Task requirements
Extract each record and reproduce it exactly.

Given data
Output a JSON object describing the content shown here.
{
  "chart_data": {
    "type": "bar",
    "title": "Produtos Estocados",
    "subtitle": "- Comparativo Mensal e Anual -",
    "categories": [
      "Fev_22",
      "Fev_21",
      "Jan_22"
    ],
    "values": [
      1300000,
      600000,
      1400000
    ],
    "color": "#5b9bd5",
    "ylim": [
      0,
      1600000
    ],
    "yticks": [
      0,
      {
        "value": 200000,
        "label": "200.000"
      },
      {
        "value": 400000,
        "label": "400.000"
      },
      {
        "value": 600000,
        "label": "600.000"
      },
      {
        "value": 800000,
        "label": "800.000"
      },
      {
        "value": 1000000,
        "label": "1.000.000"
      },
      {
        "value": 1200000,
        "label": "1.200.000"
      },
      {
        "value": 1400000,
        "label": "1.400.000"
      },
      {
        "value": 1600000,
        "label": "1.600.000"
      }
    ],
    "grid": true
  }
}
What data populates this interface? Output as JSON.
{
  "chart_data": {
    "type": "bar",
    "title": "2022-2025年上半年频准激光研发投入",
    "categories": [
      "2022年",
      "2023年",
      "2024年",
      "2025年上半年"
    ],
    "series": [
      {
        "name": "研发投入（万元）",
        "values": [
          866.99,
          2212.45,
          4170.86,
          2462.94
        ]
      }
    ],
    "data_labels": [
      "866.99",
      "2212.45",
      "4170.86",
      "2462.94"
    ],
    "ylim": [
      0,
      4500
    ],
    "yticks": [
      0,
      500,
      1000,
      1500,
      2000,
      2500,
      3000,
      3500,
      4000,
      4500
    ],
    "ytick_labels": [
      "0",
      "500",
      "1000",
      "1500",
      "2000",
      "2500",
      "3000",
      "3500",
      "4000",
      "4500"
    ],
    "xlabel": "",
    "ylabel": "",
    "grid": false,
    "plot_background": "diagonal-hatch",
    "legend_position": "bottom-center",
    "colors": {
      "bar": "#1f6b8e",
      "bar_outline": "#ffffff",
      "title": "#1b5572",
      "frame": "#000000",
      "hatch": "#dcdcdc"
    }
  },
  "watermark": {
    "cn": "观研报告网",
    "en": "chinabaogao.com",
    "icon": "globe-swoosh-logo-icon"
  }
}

In response
Output a JSON object describing the content shown here.
{
  "chart_data": {
    "type": "bar",
    "title": "Produtos Estocados",
    "subtitle": "- Comparativo Mensal e Anual -",
    "categories": [
      "Fev_22",
      "Fev_21",
      "Jan_22"
    ],
    "values": [
      1300000,
      600000,
      1400000
    ],
    "color": "#5b9bd5",
    "ylim": [
      0,
      1600000
    ],
    "yticks": [
      0,
      {
        "value": 200000,
        "label": "200.000"
      },
      {
        "value": 400000,
        "label": "400.000"
      },
      {
        "value": 600000,
        "label": "600.000"
      },
      {
        "value": 800000,
        "label": "800.000"
      },
      {
        "value": 1000000,
        "label": "1.000.000"
      },
      {
        "value": 1200000,
        "label": "1.200.000"
      },
      {
        "value": 1400000,
        "label": "1.400.000"
      },
      {
        "value": 1600000,
        "label": "1.600.000"
      }
    ],
    "grid": true
  }
}
What data populates this interface? Output as JSON.
{
  "chart_data": {
    "type": "bar",
    "title": "2022-2025年上半年频准激光研发投入",
    "categories": [
      "2022年",
      "2023年",
      "2024年",
      "2025年上半年"
    ],
    "series": [
      {
        "name": "研发投入（万元）",
        "values": [
          866.99,
          2212.45,
          4170.86,
          2462.94
        ]
      }
    ],
    "data_labels": [
      "866.99",
      "2212.45",
      "4170.86",
      "2462.94"
    ],
    "ylim": [
      0,
      4500
    ],
    "yticks": [
      0,
      500,
      1000,
      1500,
      2000,
      2500,
      3000,
      3500,
      4000,
      4500
    ],
    "ytick_labels": [
      "0",
      "500",
      "1000",
      "1500",
      "2000",
      "2500",
      "3000",
      "3500",
      "4000",
      "4500"
    ],
    "xlabel": "",
    "ylabel": "",
    "grid": false,
    "plot_background": "diagonal-hatch",
    "legend_position": "bottom-center",
    "colors": {
      "bar": "#1f6b8e",
      "bar_outline": "#ffffff",
      "title": "#1b5572",
      "frame": "#000000",
      "hatch": "#dcdcdc"
    }
  },
  "watermark": {
    "cn": "观研报告网",
    "en": "chinabaogao.com",
    "icon": "globe-swoosh-logo-icon"
  }
}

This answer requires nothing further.